What you should do: In your copy, reproduce the entries exactly as they are, minus the images.

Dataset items
....

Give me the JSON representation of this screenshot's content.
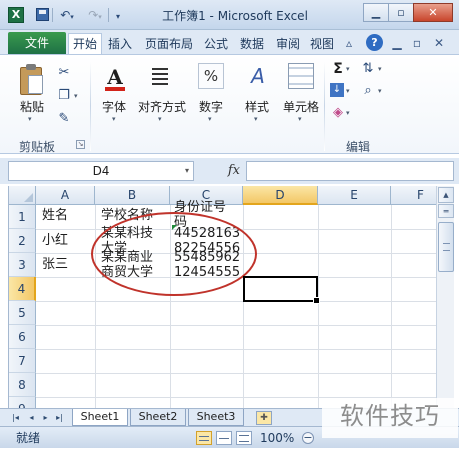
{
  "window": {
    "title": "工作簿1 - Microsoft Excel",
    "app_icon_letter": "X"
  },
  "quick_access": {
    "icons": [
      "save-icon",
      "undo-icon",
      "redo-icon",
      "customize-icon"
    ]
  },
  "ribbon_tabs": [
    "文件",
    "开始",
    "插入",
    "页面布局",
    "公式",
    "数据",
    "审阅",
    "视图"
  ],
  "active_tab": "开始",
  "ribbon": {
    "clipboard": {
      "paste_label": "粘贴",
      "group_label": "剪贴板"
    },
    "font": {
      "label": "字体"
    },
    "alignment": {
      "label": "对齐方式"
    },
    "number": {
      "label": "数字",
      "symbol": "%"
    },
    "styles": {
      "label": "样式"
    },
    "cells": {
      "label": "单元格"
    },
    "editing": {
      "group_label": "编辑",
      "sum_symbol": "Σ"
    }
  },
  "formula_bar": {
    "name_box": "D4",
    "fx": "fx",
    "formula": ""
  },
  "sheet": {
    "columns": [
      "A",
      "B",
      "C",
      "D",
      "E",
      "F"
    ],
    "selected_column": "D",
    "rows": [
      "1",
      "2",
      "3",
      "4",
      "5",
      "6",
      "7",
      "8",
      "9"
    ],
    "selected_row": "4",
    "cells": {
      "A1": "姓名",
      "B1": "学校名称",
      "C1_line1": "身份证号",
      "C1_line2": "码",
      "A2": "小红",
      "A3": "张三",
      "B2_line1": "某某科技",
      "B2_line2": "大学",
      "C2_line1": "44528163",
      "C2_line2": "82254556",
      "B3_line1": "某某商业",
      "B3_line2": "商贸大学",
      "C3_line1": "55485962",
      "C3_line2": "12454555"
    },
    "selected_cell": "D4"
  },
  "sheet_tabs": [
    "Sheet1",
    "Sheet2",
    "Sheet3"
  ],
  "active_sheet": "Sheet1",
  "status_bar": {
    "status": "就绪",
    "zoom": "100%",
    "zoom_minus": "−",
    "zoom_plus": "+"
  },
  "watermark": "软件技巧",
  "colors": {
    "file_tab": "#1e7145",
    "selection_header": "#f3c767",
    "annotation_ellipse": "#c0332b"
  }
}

....

Written solution:
Give me the JSON representation of this screenshot's content.
{
  "window": {
    "title": "工作簿1 - Microsoft Excel",
    "app_icon_letter": "X"
  },
  "quick_access": {
    "icons": [
      "save-icon",
      "undo-icon",
      "redo-icon",
      "customize-icon"
    ]
  },
  "ribbon_tabs": [
    "文件",
    "开始",
    "插入",
    "页面布局",
    "公式",
    "数据",
    "审阅",
    "视图"
  ],
  "active_tab": "开始",
  "ribbon": {
    "clipboard": {
      "paste_label": "粘贴",
      "group_label": "剪贴板"
    },
    "font": {
      "label": "字体"
    },
    "alignment": {
      "label": "对齐方式"
    },
    "number": {
      "label": "数字",
      "symbol": "%"
    },
    "styles": {
      "label": "样式"
    },
    "cells": {
      "label": "单元格"
    },
    "editing": {
      "group_label": "编辑",
      "sum_symbol": "Σ"
    }
  },
  "formula_bar": {
    "name_box": "D4",
    "fx": "fx",
    "formula": ""
  },
  "sheet": {
    "columns": [
      "A",
      "B",
      "C",
      "D",
      "E",
      "F"
    ],
    "selected_column": "D",
    "rows": [
      "1",
      "2",
      "3",
      "4",
      "5",
      "6",
      "7",
      "8",
      "9"
    ],
    "selected_row": "4",
    "cells": {
      "A1": "姓名",
      "B1": "学校名称",
      "C1_line1": "身份证号",
      "C1_line2": "码",
      "A2": "小红",
      "A3": "张三",
      "B2_line1": "某某科技",
      "B2_line2": "大学",
      "C2_line1": "44528163",
      "C2_line2": "82254556",
      "B3_line1": "某某商业",
      "B3_line2": "商贸大学",
      "C3_line1": "55485962",
      "C3_line2": "12454555"
    },
    "selected_cell": "D4"
  },
  "sheet_tabs": [
    "Sheet1",
    "Sheet2",
    "Sheet3"
  ],
  "active_sheet": "Sheet1",
  "status_bar": {
    "status": "就绪",
    "zoom": "100%",
    "zoom_minus": "−",
    "zoom_plus": "+"
  },
  "watermark": "软件技巧",
  "colors": {
    "file_tab": "#1e7145",
    "selection_header": "#f3c767",
    "annotation_ellipse": "#c0332b"
  }
}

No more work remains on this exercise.